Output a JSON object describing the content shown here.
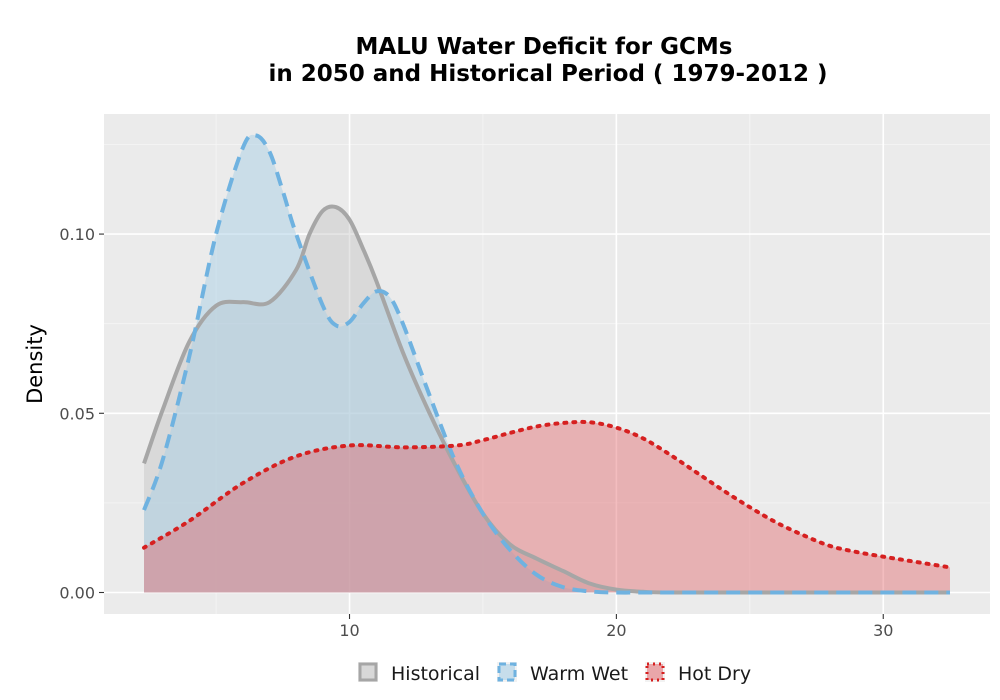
{
  "chart_data": {
    "type": "area",
    "title": "MALU  Water Deficit for GCMs",
    "subtitle": "in 2050 and Historical Period ( 1979-2012 )",
    "xlabel": "",
    "ylabel": "Density",
    "xlim": [
      0.8,
      34.0
    ],
    "ylim": [
      -0.006,
      0.1335
    ],
    "x_ticks": [
      {
        "value": 10,
        "label": "10"
      },
      {
        "value": 20,
        "label": "20"
      },
      {
        "value": 30,
        "label": "30"
      }
    ],
    "y_ticks": [
      {
        "value": 0.0,
        "label": "0.00"
      },
      {
        "value": 0.05,
        "label": "0.05"
      },
      {
        "value": 0.1,
        "label": "0.10"
      }
    ],
    "grid": true,
    "legend_position": "bottom",
    "series": [
      {
        "name": "Historical",
        "line_style": "solid",
        "line_color": "#a6a6a6",
        "fill_color": "#bdbdbd",
        "fill_opacity": 0.4,
        "x": [
          2.3,
          3.0,
          4.0,
          5.0,
          6.0,
          7.0,
          8.0,
          8.5,
          9.0,
          9.5,
          10.0,
          10.5,
          11.0,
          12.0,
          13.0,
          14.0,
          15.0,
          16.0,
          17.0,
          18.0,
          19.0,
          20.0,
          21.0,
          22.0,
          25.0,
          30.0,
          32.5
        ],
        "y": [
          0.036,
          0.051,
          0.07,
          0.08,
          0.081,
          0.081,
          0.09,
          0.1,
          0.1065,
          0.1075,
          0.104,
          0.096,
          0.087,
          0.067,
          0.05,
          0.035,
          0.022,
          0.0135,
          0.0095,
          0.006,
          0.0025,
          0.0008,
          0.0002,
          0.0,
          0.0,
          0.0,
          0.0
        ]
      },
      {
        "name": "Warm Wet",
        "line_style": "dashed",
        "line_color": "#6fb2e0",
        "fill_color": "#a9cfe6",
        "fill_opacity": 0.5,
        "x": [
          2.3,
          3.0,
          4.0,
          5.0,
          6.0,
          6.5,
          7.0,
          7.5,
          8.0,
          9.0,
          9.5,
          10.0,
          10.5,
          11.0,
          11.5,
          12.0,
          13.0,
          14.0,
          15.0,
          16.0,
          17.0,
          18.0,
          19.0,
          20.0,
          21.0,
          22.0,
          25.0,
          30.0,
          32.5
        ],
        "y": [
          0.023,
          0.037,
          0.066,
          0.1,
          0.124,
          0.1275,
          0.123,
          0.112,
          0.1,
          0.08,
          0.0745,
          0.0755,
          0.0805,
          0.084,
          0.0825,
          0.075,
          0.055,
          0.036,
          0.022,
          0.012,
          0.005,
          0.0015,
          0.0003,
          0.0,
          0.0,
          0.0,
          0.0,
          0.0,
          0.0
        ]
      },
      {
        "name": "Hot Dry",
        "line_style": "dotted",
        "line_color": "#d62020",
        "fill_color": "#e05a5f",
        "fill_opacity": 0.4,
        "x": [
          2.3,
          4.0,
          6.0,
          8.0,
          10.0,
          12.0,
          14.0,
          15.0,
          16.0,
          17.0,
          18.0,
          19.0,
          20.0,
          21.0,
          22.0,
          23.0,
          24.0,
          25.0,
          26.0,
          27.0,
          28.0,
          29.0,
          30.0,
          31.0,
          32.5
        ],
        "y": [
          0.0125,
          0.02,
          0.0305,
          0.038,
          0.041,
          0.0405,
          0.041,
          0.0425,
          0.0445,
          0.0463,
          0.0473,
          0.0475,
          0.046,
          0.043,
          0.0385,
          0.0335,
          0.0285,
          0.0238,
          0.0195,
          0.016,
          0.013,
          0.0113,
          0.01,
          0.0088,
          0.007
        ]
      }
    ]
  }
}
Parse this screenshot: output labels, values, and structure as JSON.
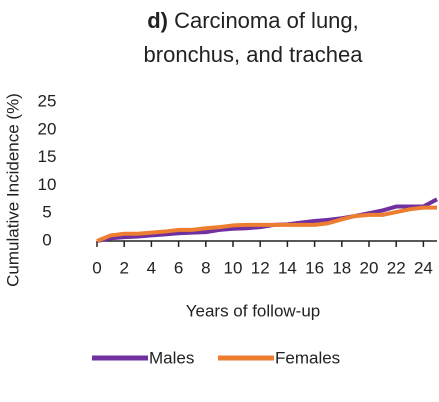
※ ※ ※
(EXERCISE): Across the preceding material, how many lines contain the word "Historical"? State the number alone.

(EXERCISE SOLUTION): 2